Objective:
Write out the listing below without alteration, omitting its pictures.

Given data:

'''

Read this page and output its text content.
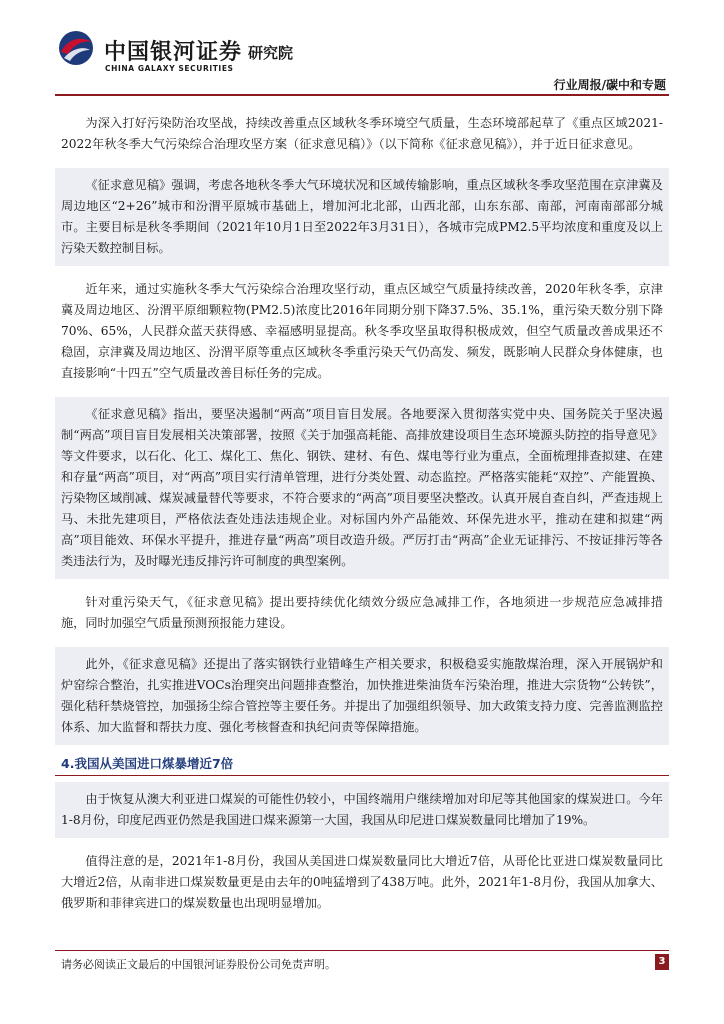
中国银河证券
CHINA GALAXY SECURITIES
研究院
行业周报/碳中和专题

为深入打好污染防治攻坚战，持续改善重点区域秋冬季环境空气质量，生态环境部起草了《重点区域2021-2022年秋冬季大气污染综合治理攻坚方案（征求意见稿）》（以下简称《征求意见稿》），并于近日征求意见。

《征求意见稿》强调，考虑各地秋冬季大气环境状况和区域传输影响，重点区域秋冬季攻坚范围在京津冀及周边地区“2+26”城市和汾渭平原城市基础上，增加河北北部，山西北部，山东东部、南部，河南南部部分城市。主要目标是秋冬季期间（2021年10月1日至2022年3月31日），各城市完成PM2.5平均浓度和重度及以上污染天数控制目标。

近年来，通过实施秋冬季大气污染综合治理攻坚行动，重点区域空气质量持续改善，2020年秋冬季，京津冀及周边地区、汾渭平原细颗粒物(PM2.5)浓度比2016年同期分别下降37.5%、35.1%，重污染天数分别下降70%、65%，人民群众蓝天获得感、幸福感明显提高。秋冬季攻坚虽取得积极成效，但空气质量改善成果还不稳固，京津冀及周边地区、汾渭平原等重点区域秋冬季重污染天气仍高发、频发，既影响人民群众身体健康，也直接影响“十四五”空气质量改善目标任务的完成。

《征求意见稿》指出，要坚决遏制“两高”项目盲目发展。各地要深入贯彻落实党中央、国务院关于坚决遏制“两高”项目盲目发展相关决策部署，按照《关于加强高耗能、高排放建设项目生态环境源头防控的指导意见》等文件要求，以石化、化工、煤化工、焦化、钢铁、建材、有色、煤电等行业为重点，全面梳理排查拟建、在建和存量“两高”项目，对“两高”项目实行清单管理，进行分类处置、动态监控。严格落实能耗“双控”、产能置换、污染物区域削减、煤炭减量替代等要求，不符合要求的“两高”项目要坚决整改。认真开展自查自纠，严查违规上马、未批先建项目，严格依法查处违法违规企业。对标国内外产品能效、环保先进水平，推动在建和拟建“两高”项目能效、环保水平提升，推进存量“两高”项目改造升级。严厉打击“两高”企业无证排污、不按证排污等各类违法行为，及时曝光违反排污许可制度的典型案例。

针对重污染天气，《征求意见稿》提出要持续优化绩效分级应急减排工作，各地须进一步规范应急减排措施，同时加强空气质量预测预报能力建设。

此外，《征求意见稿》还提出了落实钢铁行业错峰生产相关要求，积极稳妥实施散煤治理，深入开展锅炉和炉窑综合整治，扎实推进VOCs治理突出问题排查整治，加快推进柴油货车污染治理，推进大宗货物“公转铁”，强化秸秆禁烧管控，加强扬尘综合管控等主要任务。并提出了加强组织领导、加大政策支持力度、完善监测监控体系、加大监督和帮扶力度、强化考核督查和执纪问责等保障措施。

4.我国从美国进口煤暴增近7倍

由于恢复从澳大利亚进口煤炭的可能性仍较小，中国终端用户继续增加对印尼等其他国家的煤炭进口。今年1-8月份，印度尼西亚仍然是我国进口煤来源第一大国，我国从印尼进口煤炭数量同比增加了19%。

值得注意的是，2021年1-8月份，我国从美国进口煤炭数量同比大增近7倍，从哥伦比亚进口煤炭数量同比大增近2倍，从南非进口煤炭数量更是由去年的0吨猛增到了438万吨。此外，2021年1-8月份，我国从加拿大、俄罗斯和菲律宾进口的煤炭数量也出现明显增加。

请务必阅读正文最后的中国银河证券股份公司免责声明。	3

'''

Task solution:
Read this page and output its text content.
中国银河证券
CHINA GALAXY SECURITIES
研究院
行业周报/碳中和专题

为深入打好污染防治攻坚战，持续改善重点区域秋冬季环境空气质量，生态环境部起草了《重点区域2021-2022年秋冬季大气污染综合治理攻坚方案（征求意见稿）》（以下简称《征求意见稿》），并于近日征求意见。

《征求意见稿》强调，考虑各地秋冬季大气环境状况和区域传输影响，重点区域秋冬季攻坚范围在京津冀及周边地区“2+26”城市和汾渭平原城市基础上，增加河北北部，山西北部，山东东部、南部，河南南部部分城市。主要目标是秋冬季期间（2021年10月1日至2022年3月31日），各城市完成PM2.5平均浓度和重度及以上污染天数控制目标。

近年来，通过实施秋冬季大气污染综合治理攻坚行动，重点区域空气质量持续改善，2020年秋冬季，京津冀及周边地区、汾渭平原细颗粒物(PM2.5)浓度比2016年同期分别下降37.5%、35.1%，重污染天数分别下降70%、65%，人民群众蓝天获得感、幸福感明显提高。秋冬季攻坚虽取得积极成效，但空气质量改善成果还不稳固，京津冀及周边地区、汾渭平原等重点区域秋冬季重污染天气仍高发、频发，既影响人民群众身体健康，也直接影响“十四五”空气质量改善目标任务的完成。

《征求意见稿》指出，要坚决遏制“两高”项目盲目发展。各地要深入贯彻落实党中央、国务院关于坚决遏制“两高”项目盲目发展相关决策部署，按照《关于加强高耗能、高排放建设项目生态环境源头防控的指导意见》等文件要求，以石化、化工、煤化工、焦化、钢铁、建材、有色、煤电等行业为重点，全面梳理排查拟建、在建和存量“两高”项目，对“两高”项目实行清单管理，进行分类处置、动态监控。严格落实能耗“双控”、产能置换、污染物区域削减、煤炭减量替代等要求，不符合要求的“两高”项目要坚决整改。认真开展自查自纠，严查违规上马、未批先建项目，严格依法查处违法违规企业。对标国内外产品能效、环保先进水平，推动在建和拟建“两高”项目能效、环保水平提升，推进存量“两高”项目改造升级。严厉打击“两高”企业无证排污、不按证排污等各类违法行为，及时曝光违反排污许可制度的典型案例。

针对重污染天气，《征求意见稿》提出要持续优化绩效分级应急减排工作，各地须进一步规范应急减排措施，同时加强空气质量预测预报能力建设。

此外，《征求意见稿》还提出了落实钢铁行业错峰生产相关要求，积极稳妥实施散煤治理，深入开展锅炉和炉窑综合整治，扎实推进VOCs治理突出问题排查整治，加快推进柴油货车污染治理，推进大宗货物“公转铁”，强化秸秆禁烧管控，加强扬尘综合管控等主要任务。并提出了加强组织领导、加大政策支持力度、完善监测监控体系、加大监督和帮扶力度、强化考核督查和执纪问责等保障措施。

4.我国从美国进口煤暴增近7倍

由于恢复从澳大利亚进口煤炭的可能性仍较小，中国终端用户继续增加对印尼等其他国家的煤炭进口。今年1-8月份，印度尼西亚仍然是我国进口煤来源第一大国，我国从印尼进口煤炭数量同比增加了19%。

值得注意的是，2021年1-8月份，我国从美国进口煤炭数量同比大增近7倍，从哥伦比亚进口煤炭数量同比大增近2倍，从南非进口煤炭数量更是由去年的0吨猛增到了438万吨。此外，2021年1-8月份，我国从加拿大、俄罗斯和菲律宾进口的煤炭数量也出现明显增加。

请务必阅读正文最后的中国银河证券股份公司免责声明。	3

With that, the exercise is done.